• **Written exercise A**
Repeat word for word the passage of the DSP fixed-point article that begins with the words containing "Let's start with" and ends with "of positive numbers.".
• **Written exercise B**
Answer these questions from the DSP fixed-point article, one answer per line, each marked to match its question:
(i) What does the TI C5000 DSP series use as its smallest storage unit?
(ii) How many states can a 16-bit storage unit represent?
(iii) How are negative numbers represented among signed numbers?
• **Written exercise C**
Resume the DSP fixed-point article starting after its final sentence.

DSP Basics--Fixed-point Decimal Operations

fish001

DSP Basics--Fixed-point Decimal Operations [Copy link]

In the DSP world, due to the limitation of DSP chips, fixed-point decimal operations are often used. The so-called fixed-point decimals are actually decimal operations performed with integers. The following will first introduce some theoretical knowledge of fixed-point decimals, and then introduce the methods of fixed-point decimal operations using C language as an example. In the TI C5000 DSP series, 16 bits are used as the smallest storage unit, so we use 16-bit integers for fixed-point decimal operations.

Let's start with integers. A 16-bit storage unit can represent up to 65,536 states, from 0x0000 to 0xffff. If it represents an unsigned integer in C language, it can represent from 0 to 65,535. If a negative number needs to be represented, the highest bit is the sign bit, and the remaining 15 bits can represent 32,768 states. It can be seen here that for computers or DSP chips, there is no special storage method for signs, but they are actually stored together with numbers. In order to use the same addition and subtraction rules for both unsigned and signed numbers, negative numbers in signed numbers are represented by the complement of positive numbers.

• **Given material**

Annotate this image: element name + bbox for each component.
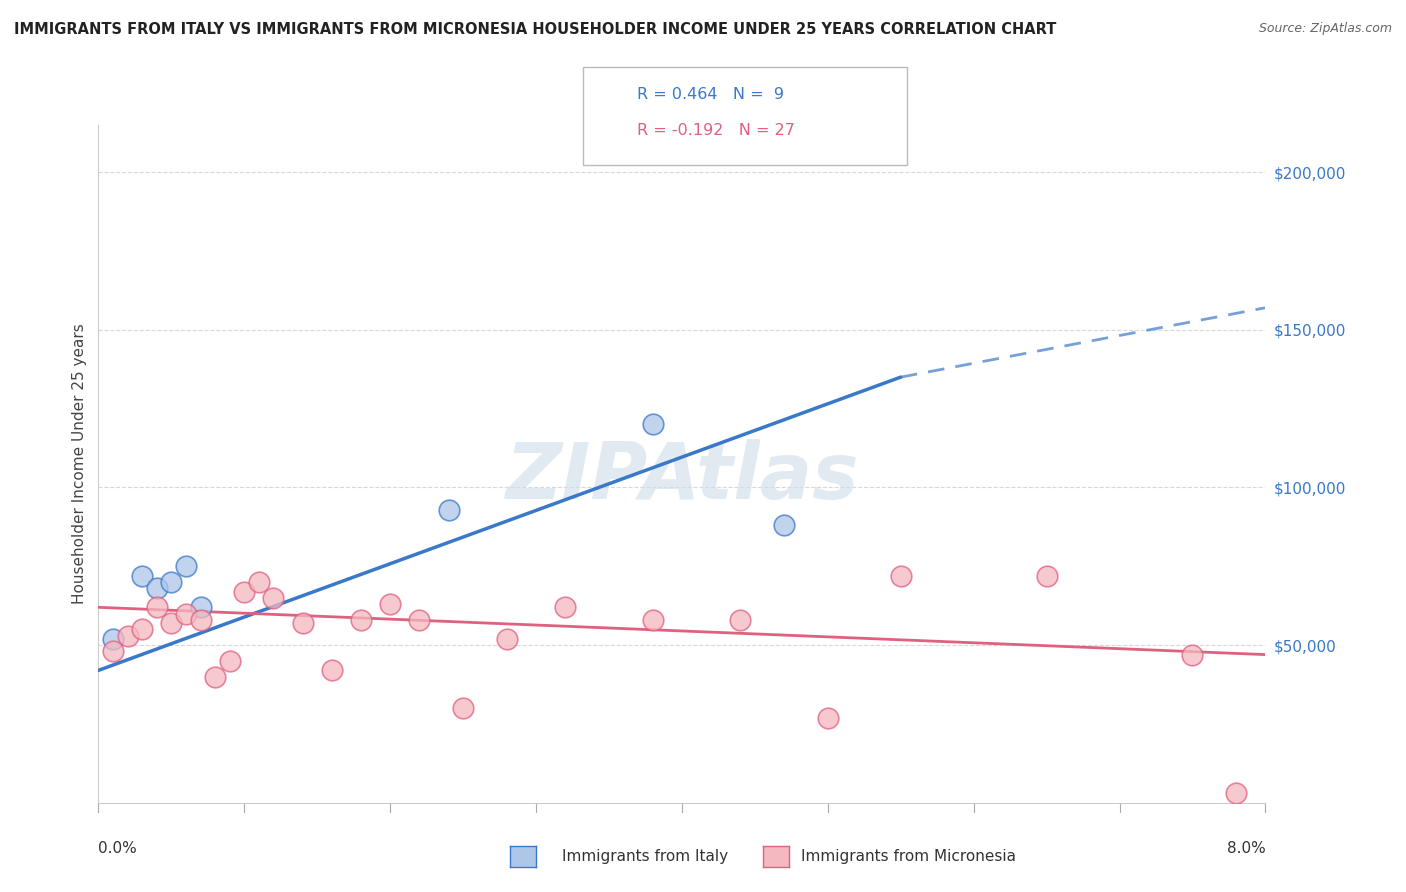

• **Task answer A**
Let's start with integers. A 16-bit storage unit can represent up to 65,536 states, from 0x0000 to 0xffff. If it represents an unsigned integer in C language, it can represent from 0 to 65,535. If a negative number needs to be represented, the highest bit is the sign bit, and the remaining 15 bits can represent 32,768 states. It can be seen here that for computers or DSP chips, there is no special storage method for signs, but they are actually stored together with numbers. In order to use the same addition and subtraction rules for both unsigned and signed numbers, negative numbers in signed numbers are represented by the complement of positive numbers.

• **Task answer B**
(i) 16 bits.
(ii) Up to 65,536 states, from 0x0000 to 0xffff.
(iii) By the complement of positive numbers.

• **Task answer C**
We all know that -1 + 1 = 0, and 0x0001 represents 1, so how can -1 be represented so that -1 + 1 = 0? The answer is simple: 0xffff. Now you can open the Windows calculator and calculate 0xffff+0x0001 in hexadecimal, and the result is 0x10000. So are 0x10000 and 0x0000 equivalent? We just said that 16 bits are used to express integers. The highest bit 1 is the 17th bit, which is the overflow bit. This bit is not stored in the operation register, so the result is the lower 16 bits, which is 0x0000. Now we know how to express negative numbers. For example: -100. First, we need to know the hexadecimal of 100. Convert it with a calculator and you will know that it is 0x0064, so -100 is 0x10000 - 0x0064, and the result is 0xff9c when calculated with a calculator. Another simple way to convert the sign is to negate and add one: write the number x in binary format, change each 0 to 1, 1 to 0, and finally add 1 to the result to get -x.
Okay, after reviewing the knowledge about integers, we will enter the fixed-point decimal operation. The so-called fixed-point decimal means that the position of the decimal point is fixed. We want to use integers to represent fixed-point decimals. Since the position of the decimal point is fixed, there is no need to store it (if the position of the decimal point is stored, it is a floating point number). Since the position of the decimal point is not stored, the computer certainly does not know the position of the decimal point, so the position of the decimal point is what we, the programmers, need to remember.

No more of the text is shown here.